─── EXERCISE INPUT
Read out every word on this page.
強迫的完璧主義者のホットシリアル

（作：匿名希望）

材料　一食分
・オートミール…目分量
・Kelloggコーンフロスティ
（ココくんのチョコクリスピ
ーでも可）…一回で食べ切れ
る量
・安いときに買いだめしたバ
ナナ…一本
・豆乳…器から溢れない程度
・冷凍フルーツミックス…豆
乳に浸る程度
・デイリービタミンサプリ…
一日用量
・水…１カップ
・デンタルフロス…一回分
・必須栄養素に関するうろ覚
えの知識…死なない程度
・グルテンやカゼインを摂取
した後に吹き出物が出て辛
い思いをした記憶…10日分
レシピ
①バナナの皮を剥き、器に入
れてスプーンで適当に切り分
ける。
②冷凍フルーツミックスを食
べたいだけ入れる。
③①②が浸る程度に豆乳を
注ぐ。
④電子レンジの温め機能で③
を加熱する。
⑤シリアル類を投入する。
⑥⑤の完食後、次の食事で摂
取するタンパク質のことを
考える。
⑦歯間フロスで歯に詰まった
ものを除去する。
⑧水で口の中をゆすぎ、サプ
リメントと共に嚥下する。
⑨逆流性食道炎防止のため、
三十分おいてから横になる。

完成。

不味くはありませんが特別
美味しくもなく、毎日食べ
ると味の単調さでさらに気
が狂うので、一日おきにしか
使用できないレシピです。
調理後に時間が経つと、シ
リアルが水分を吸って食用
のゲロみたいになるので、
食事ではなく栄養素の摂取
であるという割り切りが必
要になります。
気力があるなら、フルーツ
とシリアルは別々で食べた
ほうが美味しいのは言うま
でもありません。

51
──────
== REQUIRED WORK ==
Take the material above and return all of it exactly.

== WRITTEN RESPONSE ==
Read out every word on this page.
強迫的完璧主義者のホットシリアル

（作：匿名希望）

材料　一食分
・オートミール…目分量
・Kelloggコーンフロスティ
（ココくんのチョコクリスピ
ーでも可）…一回で食べ切れ
る量
・安いときに買いだめしたバ
ナナ…一本
・豆乳…器から溢れない程度
・冷凍フルーツミックス…豆
乳に浸る程度
・デイリービタミンサプリ…
一日用量
・水…１カップ
・デンタルフロス…一回分
・必須栄養素に関するうろ覚
えの知識…死なない程度
・グルテンやカゼインを摂取
した後に吹き出物が出て辛
い思いをした記憶…10日分
レシピ
①バナナの皮を剥き、器に入
れてスプーンで適当に切り分
ける。
②冷凍フルーツミックスを食
べたいだけ入れる。
③①②が浸る程度に豆乳を
注ぐ。
④電子レンジの温め機能で③
を加熱する。
⑤シリアル類を投入する。
⑥⑤の完食後、次の食事で摂
取するタンパク質のことを
考える。
⑦歯間フロスで歯に詰まった
ものを除去する。
⑧水で口の中をゆすぎ、サプ
リメントと共に嚥下する。
⑨逆流性食道炎防止のため、
三十分おいてから横になる。

完成。

不味くはありませんが特別
美味しくもなく、毎日食べ
ると味の単調さでさらに気
が狂うので、一日おきにしか
使用できないレシピです。
調理後に時間が経つと、シ
リアルが水分を吸って食用
のゲロみたいになるので、
食事ではなく栄養素の摂取
であるという割り切りが必
要になります。
気力があるなら、フルーツ
とシリアルは別々で食べた
ほうが美味しいのは言うま
でもありません。

51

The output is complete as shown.